Given text START
This study has certain limitations that should be acknowledged. First, we only utilized male rats as the target to reduce the effects of sex on hearing levels; however, female rats displayed comparable variability in hearing levels to male rats during the reproductive cycle [60]. Additional studies should be performed with female rats before the results are translated to a clinical study. Second, we predominantly focused on the occurrence (rather than the sustainment) of tinnitus (i.e., the chronic phenotype) [61]. Tinnitus lasted longer in our model (established by exposing rats to loud noises) than drug-induced tinnitus lasts. When considering simulating patients disturbed by tinnitus, these results should be cautiously interpreted because in clinical practice, numerous patients experience tinnitus without explicit pathogenesis but with normal bilateral hearing. Third, although similar genetic variability occurs between rodents and humans, the hub genes selected in our study should be translated cautiously into humans because some human diseases do not occur naturally in rodents [62]. Fourth, the genes encoding proteins related to tinnitus were only confirmed at the transcriptional level. Further studies are required to determine whether these proteins can be translated clinically into effective targets for treating tinnitus.
I In conclusion, we identified 88 DEGs in tinnitus (43 upregulated genes and 45 downregulated genes). Most DEGs enriched were associated with COVID-19 and neuroactive ligand-receptor interaction-related pathways. We selected the genes (Rpl7a and AC136661.1), which are highly related to the normal function of ribosome, for further analysis. These findings will contribute significantly to the development of an effective therapeutic approach for tinnitus, resulting in an exciting breakthrough for this debilitating disease.
Given text END
**Your instructions**.
Please write out the tinnitus passage word for word, from "I In conclusion, we" up to and including "this debilitating disease.". These entries have no connection to the tinnitus passage.
Dataset records START
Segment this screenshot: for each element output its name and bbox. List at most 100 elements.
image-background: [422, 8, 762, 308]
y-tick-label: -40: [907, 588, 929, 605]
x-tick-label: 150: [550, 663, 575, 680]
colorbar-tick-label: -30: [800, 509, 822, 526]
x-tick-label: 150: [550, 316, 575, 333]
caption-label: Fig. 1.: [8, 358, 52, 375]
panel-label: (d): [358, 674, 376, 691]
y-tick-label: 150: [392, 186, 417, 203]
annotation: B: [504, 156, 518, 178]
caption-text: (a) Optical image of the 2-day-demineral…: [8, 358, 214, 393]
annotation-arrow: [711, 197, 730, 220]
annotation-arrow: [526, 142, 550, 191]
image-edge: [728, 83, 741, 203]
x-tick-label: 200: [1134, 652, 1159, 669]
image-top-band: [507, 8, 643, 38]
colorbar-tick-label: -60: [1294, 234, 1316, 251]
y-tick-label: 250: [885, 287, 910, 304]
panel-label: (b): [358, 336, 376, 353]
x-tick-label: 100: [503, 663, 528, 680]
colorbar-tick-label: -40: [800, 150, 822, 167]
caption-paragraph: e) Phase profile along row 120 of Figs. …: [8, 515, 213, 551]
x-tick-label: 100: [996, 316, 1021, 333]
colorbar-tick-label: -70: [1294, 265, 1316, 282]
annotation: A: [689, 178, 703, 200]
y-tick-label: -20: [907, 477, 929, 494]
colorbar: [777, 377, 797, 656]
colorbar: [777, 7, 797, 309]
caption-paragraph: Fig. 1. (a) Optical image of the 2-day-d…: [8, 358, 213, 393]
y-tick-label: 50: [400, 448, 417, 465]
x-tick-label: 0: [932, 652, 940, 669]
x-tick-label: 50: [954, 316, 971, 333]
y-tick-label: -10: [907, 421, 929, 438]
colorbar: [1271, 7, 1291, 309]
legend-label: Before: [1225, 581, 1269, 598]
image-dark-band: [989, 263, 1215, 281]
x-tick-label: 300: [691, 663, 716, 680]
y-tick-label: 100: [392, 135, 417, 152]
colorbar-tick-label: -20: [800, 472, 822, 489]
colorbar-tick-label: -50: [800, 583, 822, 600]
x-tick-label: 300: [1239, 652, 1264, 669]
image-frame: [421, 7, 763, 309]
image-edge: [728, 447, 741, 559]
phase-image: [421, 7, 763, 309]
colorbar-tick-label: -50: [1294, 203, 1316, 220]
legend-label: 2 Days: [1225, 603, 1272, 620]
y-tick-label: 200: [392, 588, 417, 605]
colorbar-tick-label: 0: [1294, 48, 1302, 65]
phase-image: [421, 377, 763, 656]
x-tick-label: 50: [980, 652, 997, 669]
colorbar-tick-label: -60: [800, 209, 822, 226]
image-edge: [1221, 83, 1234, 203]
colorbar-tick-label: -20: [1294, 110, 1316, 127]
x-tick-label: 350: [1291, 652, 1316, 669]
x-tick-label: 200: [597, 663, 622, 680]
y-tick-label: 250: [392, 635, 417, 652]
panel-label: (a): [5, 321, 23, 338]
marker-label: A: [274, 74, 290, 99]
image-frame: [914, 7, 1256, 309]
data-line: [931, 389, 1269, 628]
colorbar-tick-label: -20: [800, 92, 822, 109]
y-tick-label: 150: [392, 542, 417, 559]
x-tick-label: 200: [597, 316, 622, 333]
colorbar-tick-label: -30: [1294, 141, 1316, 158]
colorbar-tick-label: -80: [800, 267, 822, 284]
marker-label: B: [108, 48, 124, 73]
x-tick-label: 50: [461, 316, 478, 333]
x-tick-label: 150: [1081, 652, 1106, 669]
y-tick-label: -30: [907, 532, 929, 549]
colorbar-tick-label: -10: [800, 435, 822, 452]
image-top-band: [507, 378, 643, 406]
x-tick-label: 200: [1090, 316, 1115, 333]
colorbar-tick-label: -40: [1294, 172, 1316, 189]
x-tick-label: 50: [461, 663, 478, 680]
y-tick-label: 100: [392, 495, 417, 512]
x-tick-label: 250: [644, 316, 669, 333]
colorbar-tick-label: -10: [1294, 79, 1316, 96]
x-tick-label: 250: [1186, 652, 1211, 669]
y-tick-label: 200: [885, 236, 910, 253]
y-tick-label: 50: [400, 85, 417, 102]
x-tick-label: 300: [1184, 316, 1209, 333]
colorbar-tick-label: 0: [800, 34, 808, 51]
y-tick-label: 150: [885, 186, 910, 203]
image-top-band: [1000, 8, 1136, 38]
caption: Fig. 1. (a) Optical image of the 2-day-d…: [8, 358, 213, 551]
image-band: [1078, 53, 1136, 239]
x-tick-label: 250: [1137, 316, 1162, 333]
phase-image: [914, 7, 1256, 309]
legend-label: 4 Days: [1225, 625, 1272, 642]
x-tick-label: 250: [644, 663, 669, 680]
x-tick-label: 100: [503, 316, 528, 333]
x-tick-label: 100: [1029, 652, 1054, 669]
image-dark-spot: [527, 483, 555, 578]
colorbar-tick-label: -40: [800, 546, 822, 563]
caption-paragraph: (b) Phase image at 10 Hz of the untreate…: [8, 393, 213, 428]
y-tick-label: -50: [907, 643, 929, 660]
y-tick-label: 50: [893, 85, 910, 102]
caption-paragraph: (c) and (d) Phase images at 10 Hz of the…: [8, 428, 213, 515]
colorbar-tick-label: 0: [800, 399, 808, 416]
Dataset records END
**Answer for this exercise**.
I In conclusion, we identified 88 DEGs in tinnitus (43 upregulated genes and 45 downregulated genes). Most DEGs enriched were associated with COVID-19 and neuroactive ligand-receptor interaction-related pathways. We selected the genes (Rpl7a and AC136661.1), which are highly related to the normal function of ribosome, for further analysis. These findings will contribute significantly to the development of an effective therapeutic approach for tinnitus, resulting in an exciting breakthrough for this debilitating disease.